§ TO BE DONE: Everything from the line holding "OCR this image." to the end of the listing below should be copied exactly, line for line, minus the pictures.

[Collection entries]
▶

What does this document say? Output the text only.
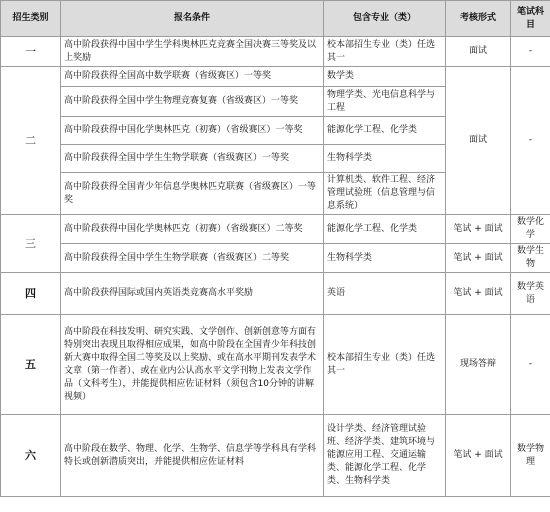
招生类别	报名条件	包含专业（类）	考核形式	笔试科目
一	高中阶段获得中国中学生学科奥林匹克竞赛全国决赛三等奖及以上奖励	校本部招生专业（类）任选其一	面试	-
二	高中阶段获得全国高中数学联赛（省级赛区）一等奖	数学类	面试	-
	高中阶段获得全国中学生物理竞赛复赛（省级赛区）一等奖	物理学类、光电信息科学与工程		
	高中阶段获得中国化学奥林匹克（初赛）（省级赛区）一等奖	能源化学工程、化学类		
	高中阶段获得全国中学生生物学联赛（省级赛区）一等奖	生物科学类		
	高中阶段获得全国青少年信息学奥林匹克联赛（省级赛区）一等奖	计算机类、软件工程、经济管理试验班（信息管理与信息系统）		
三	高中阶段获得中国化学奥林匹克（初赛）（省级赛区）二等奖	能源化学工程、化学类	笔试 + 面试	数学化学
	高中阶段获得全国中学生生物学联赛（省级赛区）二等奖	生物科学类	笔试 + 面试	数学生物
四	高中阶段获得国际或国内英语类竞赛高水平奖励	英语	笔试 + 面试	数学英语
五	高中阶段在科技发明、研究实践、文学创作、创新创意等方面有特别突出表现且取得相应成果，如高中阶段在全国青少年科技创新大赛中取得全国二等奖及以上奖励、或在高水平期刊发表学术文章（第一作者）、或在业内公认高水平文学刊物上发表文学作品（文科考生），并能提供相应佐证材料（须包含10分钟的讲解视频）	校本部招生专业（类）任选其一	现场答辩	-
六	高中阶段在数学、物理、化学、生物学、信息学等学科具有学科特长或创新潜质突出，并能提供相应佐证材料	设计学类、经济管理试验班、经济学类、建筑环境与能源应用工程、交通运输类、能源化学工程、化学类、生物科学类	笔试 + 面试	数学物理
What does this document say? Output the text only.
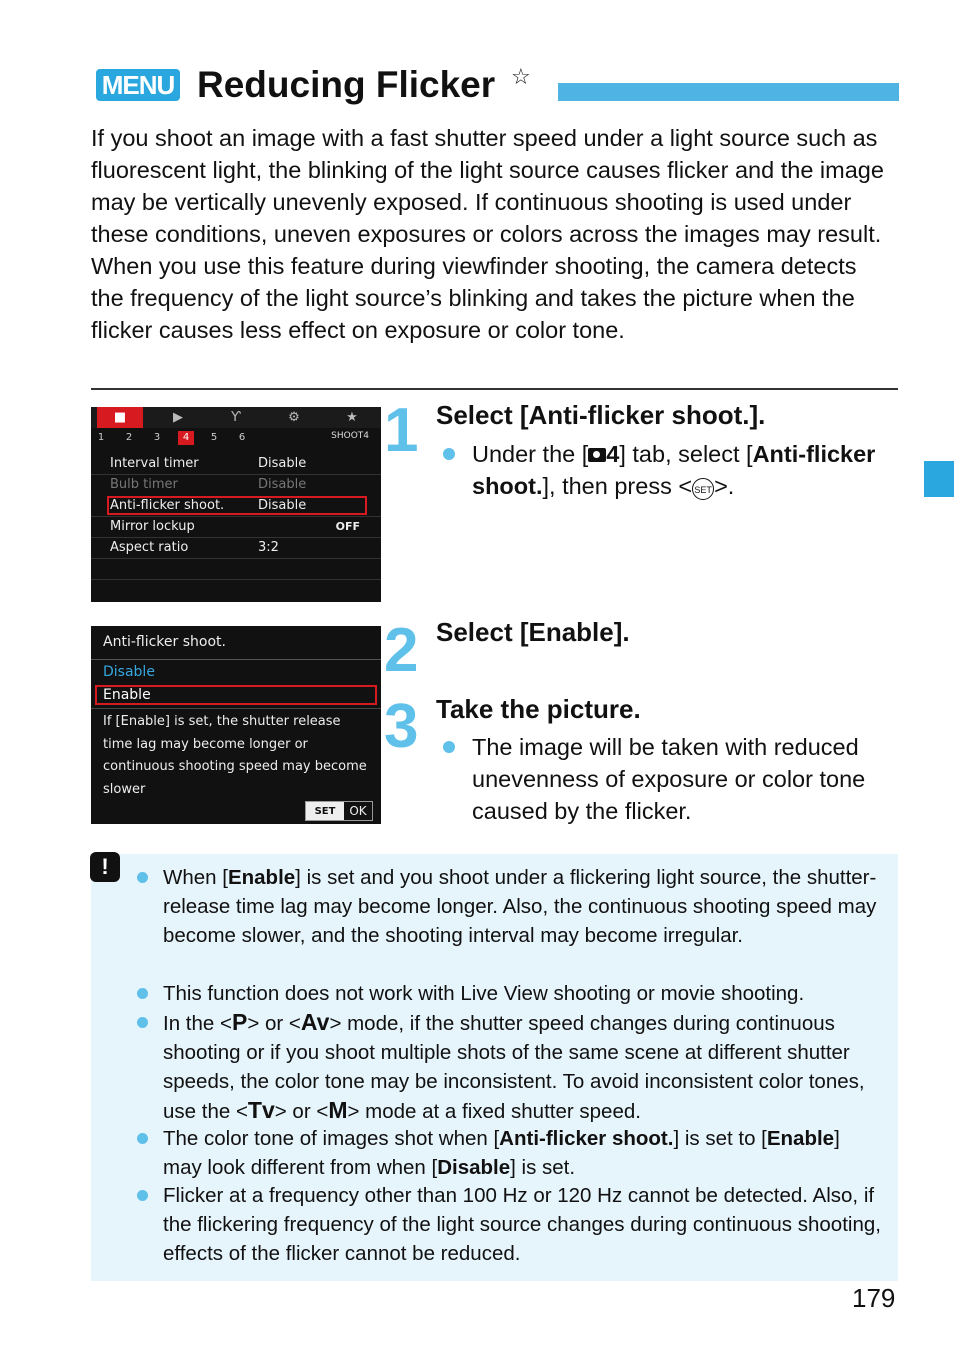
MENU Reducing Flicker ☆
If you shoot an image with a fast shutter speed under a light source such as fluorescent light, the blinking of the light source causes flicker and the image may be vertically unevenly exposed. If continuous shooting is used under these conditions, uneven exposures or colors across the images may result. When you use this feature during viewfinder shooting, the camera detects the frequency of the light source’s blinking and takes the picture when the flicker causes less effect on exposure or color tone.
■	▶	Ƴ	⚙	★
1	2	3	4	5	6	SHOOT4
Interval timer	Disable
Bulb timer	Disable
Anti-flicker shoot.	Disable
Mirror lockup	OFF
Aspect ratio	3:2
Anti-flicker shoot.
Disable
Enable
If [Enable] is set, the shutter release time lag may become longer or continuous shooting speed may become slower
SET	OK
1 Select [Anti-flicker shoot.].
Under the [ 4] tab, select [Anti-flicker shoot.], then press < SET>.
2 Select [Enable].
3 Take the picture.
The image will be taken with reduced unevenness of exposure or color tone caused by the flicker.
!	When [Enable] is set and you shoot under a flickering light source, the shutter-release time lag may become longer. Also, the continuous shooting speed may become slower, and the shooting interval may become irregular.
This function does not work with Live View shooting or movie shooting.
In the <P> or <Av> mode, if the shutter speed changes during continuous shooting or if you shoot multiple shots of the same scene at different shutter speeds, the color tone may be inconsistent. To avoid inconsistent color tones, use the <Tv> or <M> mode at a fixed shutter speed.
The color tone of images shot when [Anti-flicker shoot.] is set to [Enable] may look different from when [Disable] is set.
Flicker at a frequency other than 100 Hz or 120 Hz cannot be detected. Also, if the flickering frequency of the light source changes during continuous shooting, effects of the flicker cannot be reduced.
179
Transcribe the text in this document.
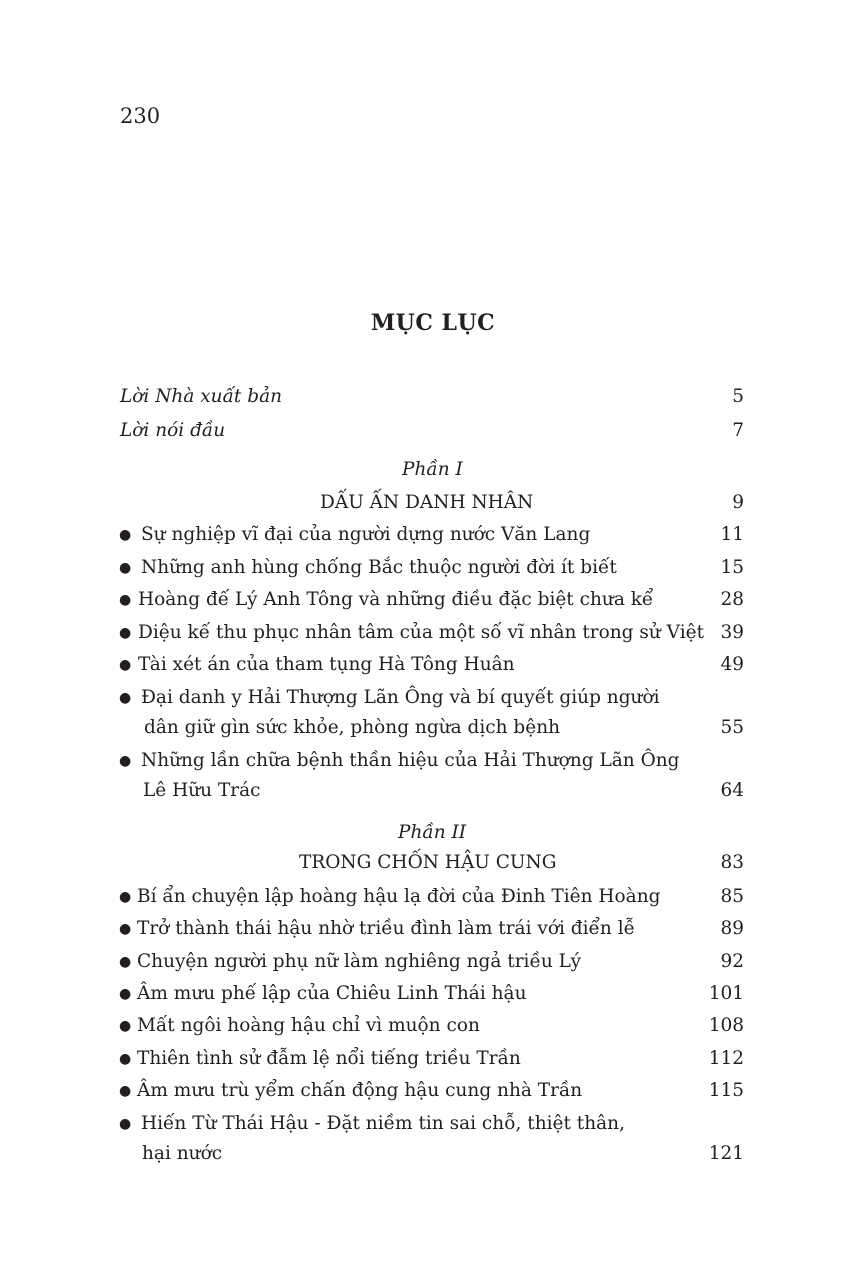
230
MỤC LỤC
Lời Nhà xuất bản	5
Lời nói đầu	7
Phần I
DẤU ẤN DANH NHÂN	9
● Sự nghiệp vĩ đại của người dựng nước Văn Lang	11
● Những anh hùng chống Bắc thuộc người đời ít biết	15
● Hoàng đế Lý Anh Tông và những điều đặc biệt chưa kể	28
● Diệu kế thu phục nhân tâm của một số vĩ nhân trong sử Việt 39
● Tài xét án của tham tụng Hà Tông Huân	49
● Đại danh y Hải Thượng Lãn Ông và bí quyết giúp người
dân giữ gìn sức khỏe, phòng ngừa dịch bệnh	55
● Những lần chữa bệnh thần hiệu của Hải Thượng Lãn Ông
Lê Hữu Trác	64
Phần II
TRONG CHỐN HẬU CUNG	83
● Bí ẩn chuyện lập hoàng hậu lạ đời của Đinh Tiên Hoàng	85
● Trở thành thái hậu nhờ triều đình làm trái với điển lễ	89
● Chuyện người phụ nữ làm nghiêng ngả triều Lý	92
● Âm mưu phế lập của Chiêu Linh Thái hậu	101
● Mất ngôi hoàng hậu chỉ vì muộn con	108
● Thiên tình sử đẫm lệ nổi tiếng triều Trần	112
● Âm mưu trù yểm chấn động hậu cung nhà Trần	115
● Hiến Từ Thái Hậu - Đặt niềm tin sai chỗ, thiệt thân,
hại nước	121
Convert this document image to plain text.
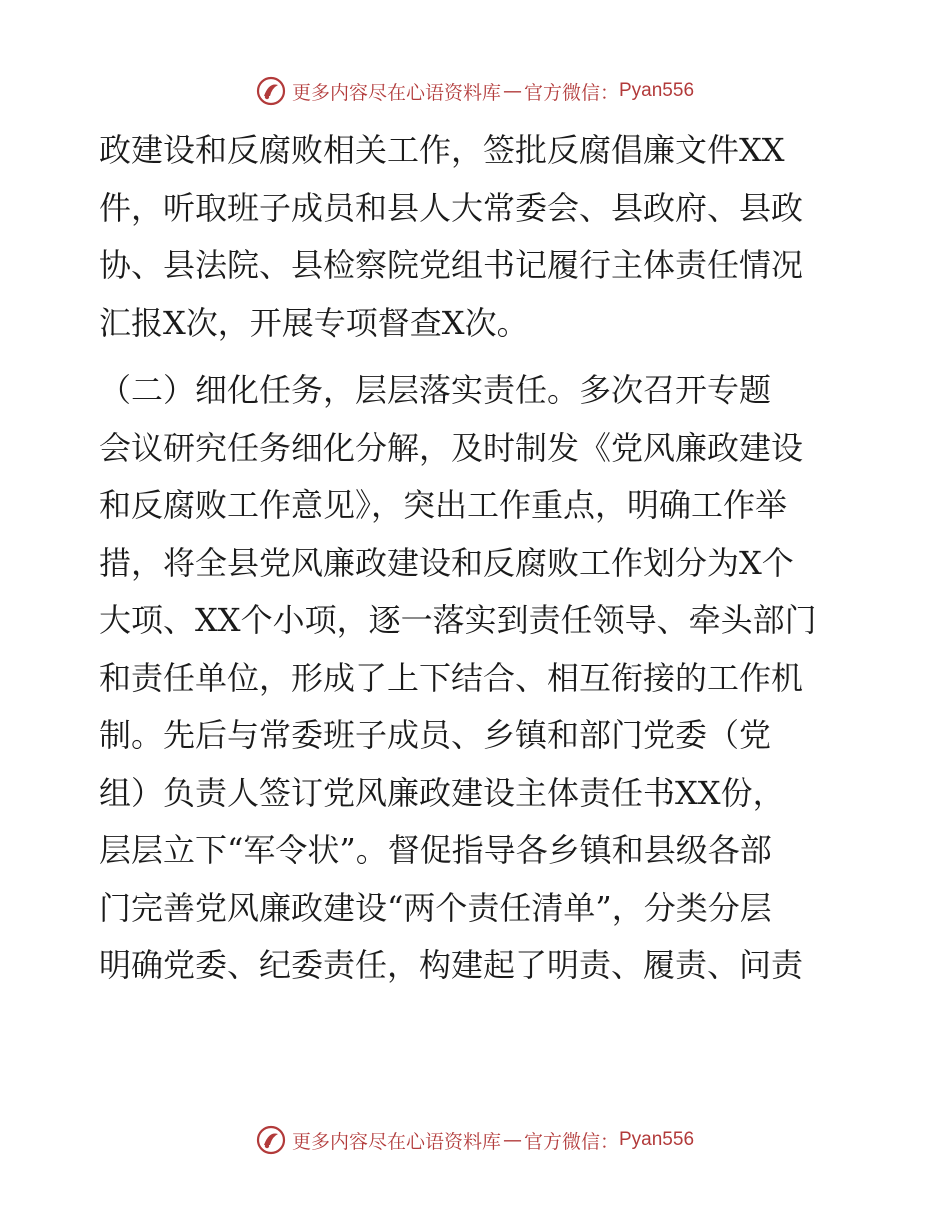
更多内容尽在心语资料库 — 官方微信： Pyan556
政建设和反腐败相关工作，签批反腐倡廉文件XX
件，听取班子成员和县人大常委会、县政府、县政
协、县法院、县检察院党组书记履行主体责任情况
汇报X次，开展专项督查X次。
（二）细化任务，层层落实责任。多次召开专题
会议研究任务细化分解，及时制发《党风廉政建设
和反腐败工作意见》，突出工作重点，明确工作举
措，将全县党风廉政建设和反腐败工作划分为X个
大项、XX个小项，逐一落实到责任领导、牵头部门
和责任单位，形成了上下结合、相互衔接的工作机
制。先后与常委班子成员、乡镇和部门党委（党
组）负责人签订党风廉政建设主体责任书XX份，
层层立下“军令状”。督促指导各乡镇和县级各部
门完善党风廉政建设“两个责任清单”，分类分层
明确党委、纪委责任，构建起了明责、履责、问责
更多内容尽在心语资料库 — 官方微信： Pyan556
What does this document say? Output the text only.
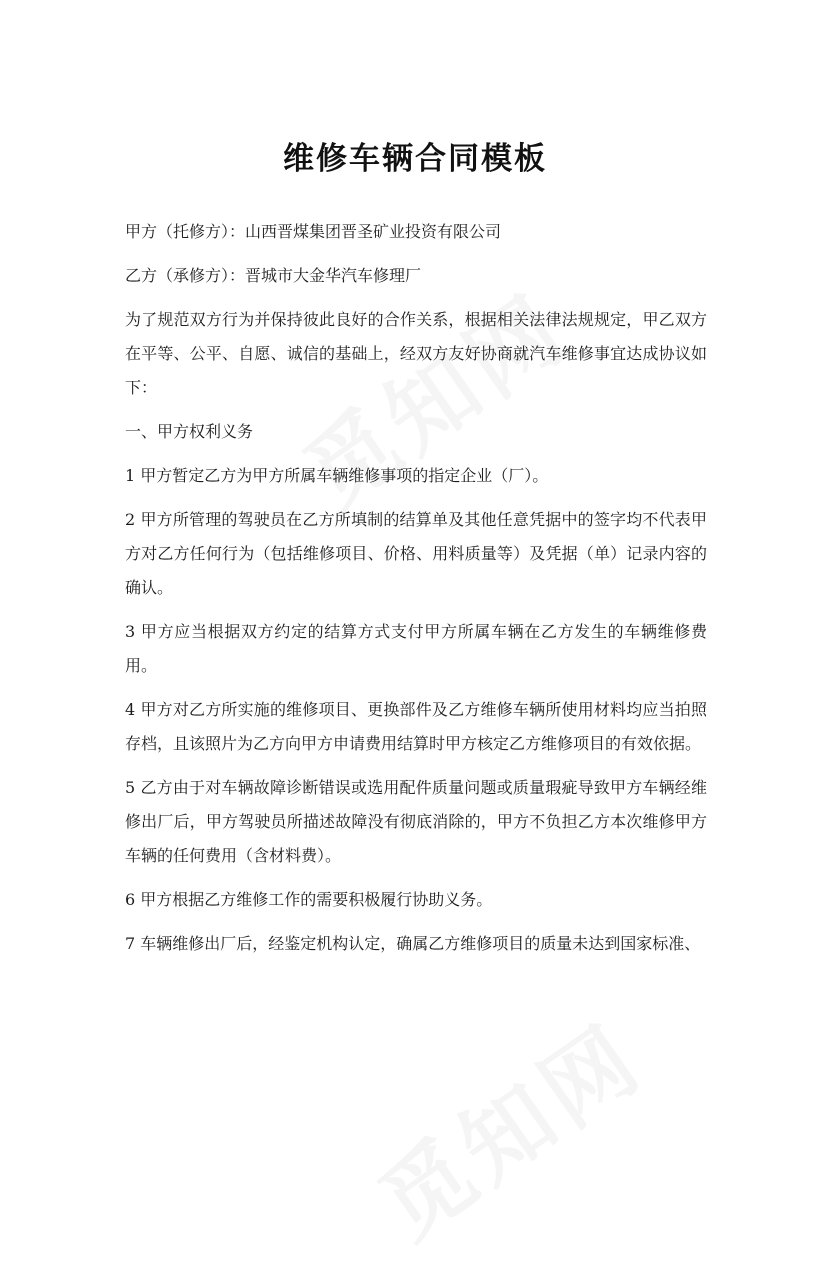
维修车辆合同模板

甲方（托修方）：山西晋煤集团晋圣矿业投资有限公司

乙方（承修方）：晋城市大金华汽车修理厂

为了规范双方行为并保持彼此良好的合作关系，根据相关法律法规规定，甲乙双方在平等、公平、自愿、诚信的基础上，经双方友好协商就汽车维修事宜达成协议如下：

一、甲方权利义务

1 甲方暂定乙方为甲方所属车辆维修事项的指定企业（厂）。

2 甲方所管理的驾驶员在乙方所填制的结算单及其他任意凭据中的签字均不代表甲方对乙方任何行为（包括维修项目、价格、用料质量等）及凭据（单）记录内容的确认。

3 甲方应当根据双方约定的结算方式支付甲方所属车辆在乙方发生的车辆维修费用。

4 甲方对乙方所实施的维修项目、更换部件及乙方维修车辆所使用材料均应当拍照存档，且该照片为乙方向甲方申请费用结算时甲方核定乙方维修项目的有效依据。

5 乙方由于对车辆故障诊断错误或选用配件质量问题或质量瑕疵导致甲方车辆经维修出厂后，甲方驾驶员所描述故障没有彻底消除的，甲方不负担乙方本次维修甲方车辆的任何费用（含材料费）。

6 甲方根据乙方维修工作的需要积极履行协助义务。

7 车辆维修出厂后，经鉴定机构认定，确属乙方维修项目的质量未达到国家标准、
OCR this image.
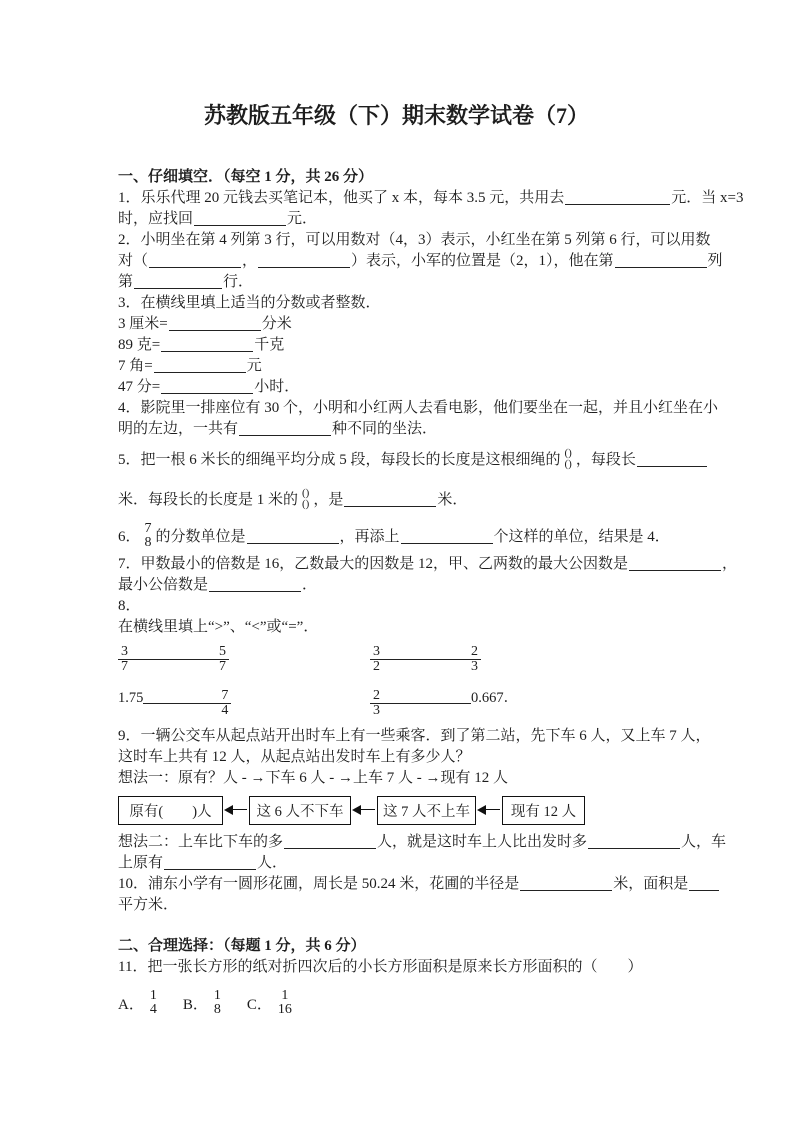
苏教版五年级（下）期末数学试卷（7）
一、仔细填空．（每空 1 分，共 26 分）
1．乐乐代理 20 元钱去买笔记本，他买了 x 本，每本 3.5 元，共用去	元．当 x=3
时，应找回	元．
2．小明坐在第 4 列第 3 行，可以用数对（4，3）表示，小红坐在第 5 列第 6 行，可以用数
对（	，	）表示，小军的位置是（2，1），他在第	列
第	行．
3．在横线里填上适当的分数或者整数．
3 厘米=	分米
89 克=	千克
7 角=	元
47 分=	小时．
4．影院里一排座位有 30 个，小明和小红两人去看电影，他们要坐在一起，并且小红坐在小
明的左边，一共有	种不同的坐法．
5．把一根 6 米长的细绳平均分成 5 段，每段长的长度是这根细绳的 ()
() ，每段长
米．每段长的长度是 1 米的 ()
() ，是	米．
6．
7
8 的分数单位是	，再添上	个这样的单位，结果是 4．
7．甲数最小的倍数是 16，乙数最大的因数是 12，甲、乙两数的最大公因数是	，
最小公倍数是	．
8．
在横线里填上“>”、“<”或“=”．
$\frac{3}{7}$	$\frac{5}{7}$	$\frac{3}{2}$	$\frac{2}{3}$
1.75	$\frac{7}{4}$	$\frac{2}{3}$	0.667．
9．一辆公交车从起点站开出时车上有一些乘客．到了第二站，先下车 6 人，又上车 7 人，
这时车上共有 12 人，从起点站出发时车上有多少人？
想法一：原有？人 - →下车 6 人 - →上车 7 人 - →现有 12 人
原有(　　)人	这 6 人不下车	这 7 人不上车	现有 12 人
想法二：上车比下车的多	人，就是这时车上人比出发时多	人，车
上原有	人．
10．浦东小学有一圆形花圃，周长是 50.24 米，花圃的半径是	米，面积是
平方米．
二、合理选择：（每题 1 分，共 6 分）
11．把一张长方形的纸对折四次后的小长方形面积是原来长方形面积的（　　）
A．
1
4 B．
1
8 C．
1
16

◀

§ RESPONSE TO THE TASK:
OCR this image.
苏教版五年级（下）期末数学试卷（7）
一、仔细填空．（每空 1 分，共 26 分）
1．乐乐代理 20 元钱去买笔记本，他买了 x 本，每本 3.5 元，共用去	元．当 x=3
时，应找回	元．
2．小明坐在第 4 列第 3 行，可以用数对（4，3）表示，小红坐在第 5 列第 6 行，可以用数
对（	，	）表示，小军的位置是（2，1），他在第	列
第	行．
3．在横线里填上适当的分数或者整数．
3 厘米=	分米
89 克=	千克
7 角=	元
47 分=	小时．
4．影院里一排座位有 30 个，小明和小红两人去看电影，他们要坐在一起，并且小红坐在小
明的左边，一共有	种不同的坐法．
5．把一根 6 米长的细绳平均分成 5 段，每段长的长度是这根细绳的 ()
() ，每段长
米．每段长的长度是 1 米的 ()
() ，是	米．
6．
7
8 的分数单位是	，再添上	个这样的单位，结果是 4．
7．甲数最小的倍数是 16，乙数最大的因数是 12，甲、乙两数的最大公因数是	，
最小公倍数是	．
8．
在横线里填上“>”、“<”或“=”．
$\frac{3}{7}$	$\frac{5}{7}$	$\frac{3}{2}$	$\frac{2}{3}$
1.75	$\frac{7}{4}$	$\frac{2}{3}$	0.667．
9．一辆公交车从起点站开出时车上有一些乘客．到了第二站，先下车 6 人，又上车 7 人，
这时车上共有 12 人，从起点站出发时车上有多少人？
想法一：原有？人 - →下车 6 人 - →上车 7 人 - →现有 12 人
原有(　　)人	这 6 人不下车	这 7 人不上车	现有 12 人
想法二：上车比下车的多	人，就是这时车上人比出发时多	人，车
上原有	人．
10．浦东小学有一圆形花圃，周长是 50.24 米，花圃的半径是	米，面积是
平方米．
二、合理选择：（每题 1 分，共 6 分）
11．把一张长方形的纸对折四次后的小长方形面积是原来长方形面积的（　　）
A．
1
4 B．
1
8 C．
1
16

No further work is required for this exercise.